◆ Problem to solve: Give only the number of lines that contain the word "hilos".

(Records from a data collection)
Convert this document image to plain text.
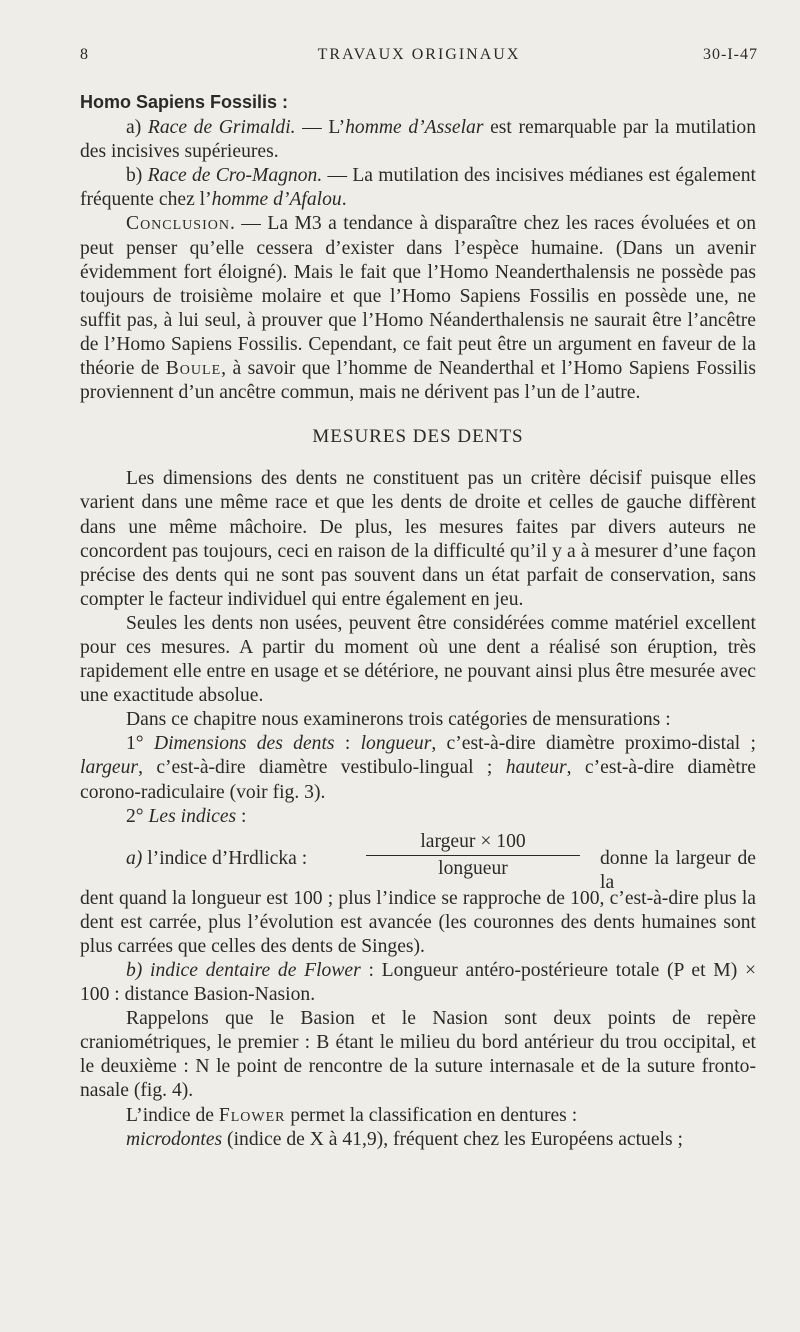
8	TRAVAUX ORIGINAUX	30-I-47

Homo Sapiens Fossilis :

a) Race de Grimaldi. — L’homme d’Asselar est remarquable par la mutilation des incisives supérieures.

b) Race de Cro-Magnon. — La mutilation des incisives médianes est également fréquente chez l’homme d’Afalou.

Conclusion. — La M3 a tendance à disparaître chez les races évoluées et on peut penser qu’elle cessera d’exister dans l’espèce humaine. (Dans un avenir évidemment fort éloigné). Mais le fait que l’Homo Neanderthalensis ne possède pas toujours de troisième molaire et que l’Homo Sapiens Fossilis en possède une, ne suffit pas, à lui seul, à prouver que l’Homo Néanderthalensis ne saurait être l’ancêtre de l’Homo Sapiens Fossilis. Cependant, ce fait peut être un argument en faveur de la théorie de Boule, à savoir que l’homme de Neanderthal et l’Homo Sapiens Fossilis proviennent d’un ancêtre commun, mais ne dérivent pas l’un de l’autre.

MESURES DES DENTS

Les dimensions des dents ne constituent pas un critère décisif puisque elles varient dans une même race et que les dents de droite et celles de gauche diffèrent dans une même mâchoire. De plus, les mesures faites par divers auteurs ne concordent pas toujours, ceci en raison de la difficulté qu’il y a à mesurer d’une façon précise des dents qui ne sont pas souvent dans un état parfait de conservation, sans compter le facteur individuel qui entre également en jeu.

Seules les dents non usées, peuvent être considérées comme matériel excellent pour ces mesures. A partir du moment où une dent a réalisé son éruption, très rapidement elle entre en usage et se détériore, ne pouvant ainsi plus être mesurée avec une exactitude absolue.

Dans ce chapitre nous examinerons trois catégories de mensurations :

1° Dimensions des dents : longueur, c’est-à-dire diamètre proximo-distal ; largeur, c’est-à-dire diamètre vestibulo-lingual ; hauteur, c’est-à-dire diamètre corono-radiculaire (voir fig. 3).

2° Les indices :

a) l’indice d’Hrdlicka :
largeur × 100
longueur	donne la largeur de la

dent quand la longueur est 100 ; plus l’indice se rapproche de 100, c’est-à-dire plus la dent est carrée, plus l’évolution est avancée (les couronnes des dents humaines sont plus carrées que celles des dents de Singes).

b) indice dentaire de Flower : Longueur antéro-postérieure totale (P et M) × 100 : distance Basion-Nasion.

Rappelons que le Basion et le Nasion sont deux points de repère craniométriques, le premier : B étant le milieu du bord antérieur du trou occipital, et le deuxième : N le point de rencontre de la suture internasale et de la suture fronto-nasale (fig. 4).

L’indice de Flower permet la classification en dentures :

microdontes (indice de X à 41,9), fréquent chez les Européens actuels ;
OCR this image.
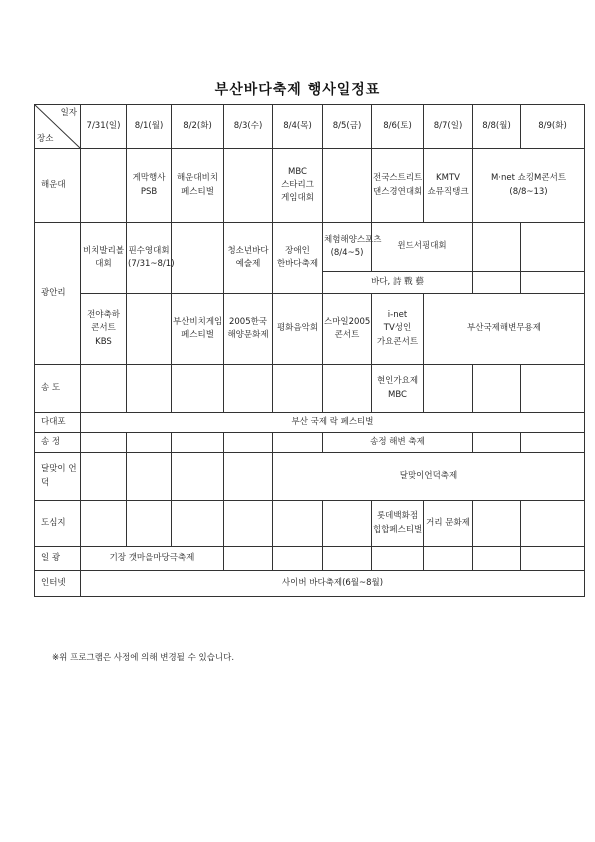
부산바다축제 행사일정표
일자
장소	7/31(일)	8/1(월)	8/2(화)	8/3(수)	8/4(목)	8/5(금)	8/6(토)	8/7(일)	8/8(월)	8/9(화)
해운대		게막행사 PSB	해운대비치 페스티벌		MBC 스타리그 게임대회		전국스트리트 댄스경연대회	KMTV 쇼뮤직탱크	M·net 쇼킹M콘서트(8/8~13)	
광안리	비치발리볼 대회	핀수영대회 (7/31~8/1)		청소년바다 예술제	장애인 한바다축제	체험해양스포츠(8/4~5)	윈드서핑대회			
						바다, 詩 戰 藝				
	전야축하 콘서트 KBS		부산비치게임 페스티벌	2005한국 해양문화제	평화음악회	스마일2005 콘서트	i-net TV성인 가요콘서트	부산국제해변무용제		
송 도							현인가요제 MBC			
다대포	부산 국제 락 페스티벌									
송 정						송정 해변 축제				
달맞이 언 덕					달맞이언덕축제					
도심지							롯데백화점 힙합페스티벌	거리 문화제		
일 광	기장 갯마을마당극축제									
인터넷	사이버 바다축제(6월~8월)									
※위 프로그램은 사정에 의해 변경될 수 있습니다.
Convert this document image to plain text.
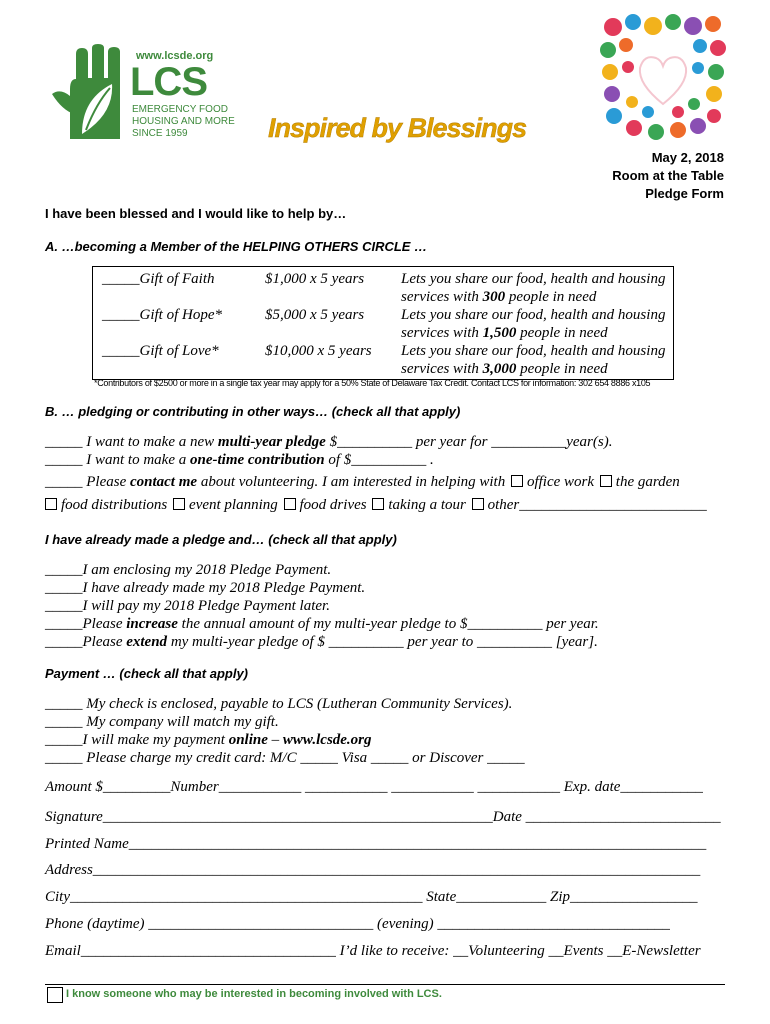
www.lcsde.org
LCS
EMERGENCY FOOD
HOUSING AND MORE
SINCE 1959	Inspired by Blessings
May 2, 2018
Room at the Table
Pledge Form
I have been blessed and I would like to help by…
A. …becoming a Member of the HELPING OTHERS CIRCLE …
_____Gift of Faith	$1,000 x 5 years Lets you share our food, health and housing
services with 300 people in need
_____Gift of Hope*	$5,000 x 5 years Lets you share our food, health and housing
services with 1,500 people in need
_____Gift of Love*	$10,000 x 5 years Lets you share our food, health and housing
services with 3,000 people in need
*Contributors of $2500 or more in a single tax year may apply for a 50% State of Delaware Tax Credit. Contact LCS for information: 302 654 8886 x105
B. … pledging or contributing in other ways… (check all that apply)
_____ I want to make a new multi-year pledge $__________ per year for __________year(s).
_____ I want to make a one-time contribution of $__________ .
_____ Please contact me about volunteering. I am interested in helping with office work the garden
food distributions event planning food drives taking a tour other_________________________
I have already made a pledge and… (check all that apply)
_____I am enclosing my 2018 Pledge Payment.
_____I have already made my 2018 Pledge Payment.
_____I will pay my 2018 Pledge Payment later.
_____Please increase the annual amount of my multi-year pledge to $__________ per year.
_____Please extend my multi-year pledge of $ __________ per year to __________ [year].
Payment … (check all that apply)
_____ My check is enclosed, payable to LCS (Lutheran Community Services).
_____ My company will match my gift.
_____I will make my payment online – www.lcsde.org
_____ Please charge my credit card: M/C _____ Visa _____ or Discover _____
Amount $_________Number___________ ___________ ___________ ___________ Exp. date___________
Signature____________________________________________________Date __________________________
Printed Name_____________________________________________________________________________
Address_________________________________________________________________________________
City_______________________________________________ State____________ Zip_________________
Phone (daytime) ______________________________ (evening) _______________________________
Email__________________________________ I’d like to receive: __Volunteering __Events __E-Newsletter
I know someone who may be interested in becoming involved with LCS.
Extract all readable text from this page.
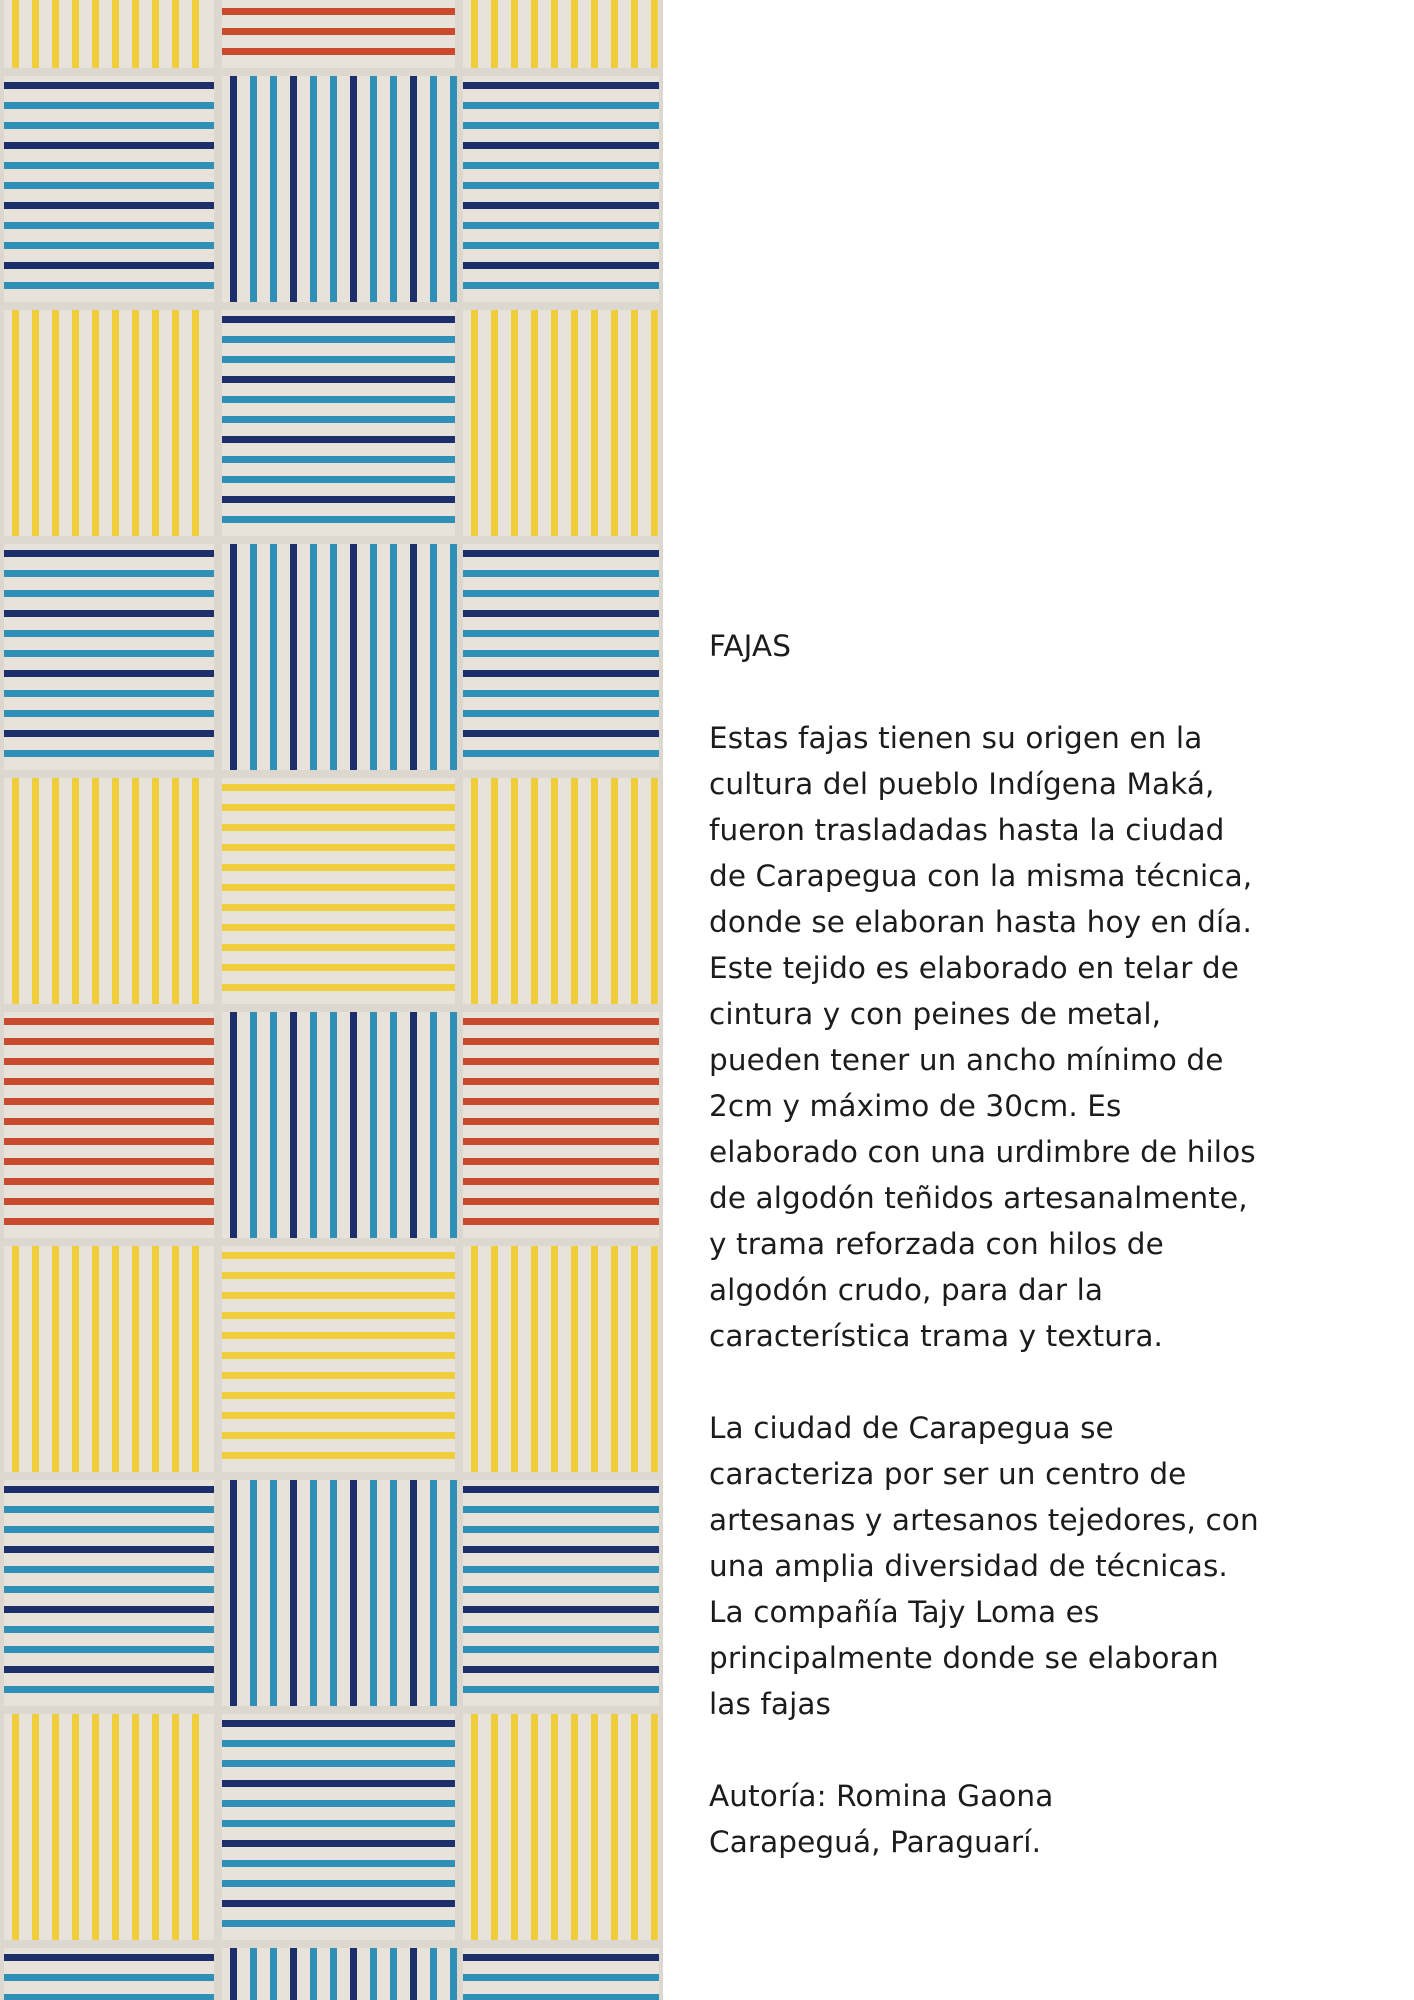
FAJAS

Estas fajas tienen su origen en la
cultura del pueblo Indígena Maká,
fueron trasladadas hasta la ciudad
de Carapegua con la misma técnica,
donde se elaboran hasta hoy en día.
Este tejido es elaborado en telar de
cintura y con peines de metal,
pueden tener un ancho mínimo de
2cm y máximo de 30cm. Es
elaborado con una urdimbre de hilos
de algodón teñidos artesanalmente,
y trama reforzada con hilos de
algodón crudo, para dar la
característica trama y textura.

La ciudad de Carapegua se
caracteriza por ser un centro de
artesanas y artesanos tejedores, con
una amplia diversidad de técnicas.
La compañía Tajy Loma es
principalmente donde se elaboran
las fajas

Autoría: Romina Gaona

Carapeguá, Paraguarí.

◆ Response below: 2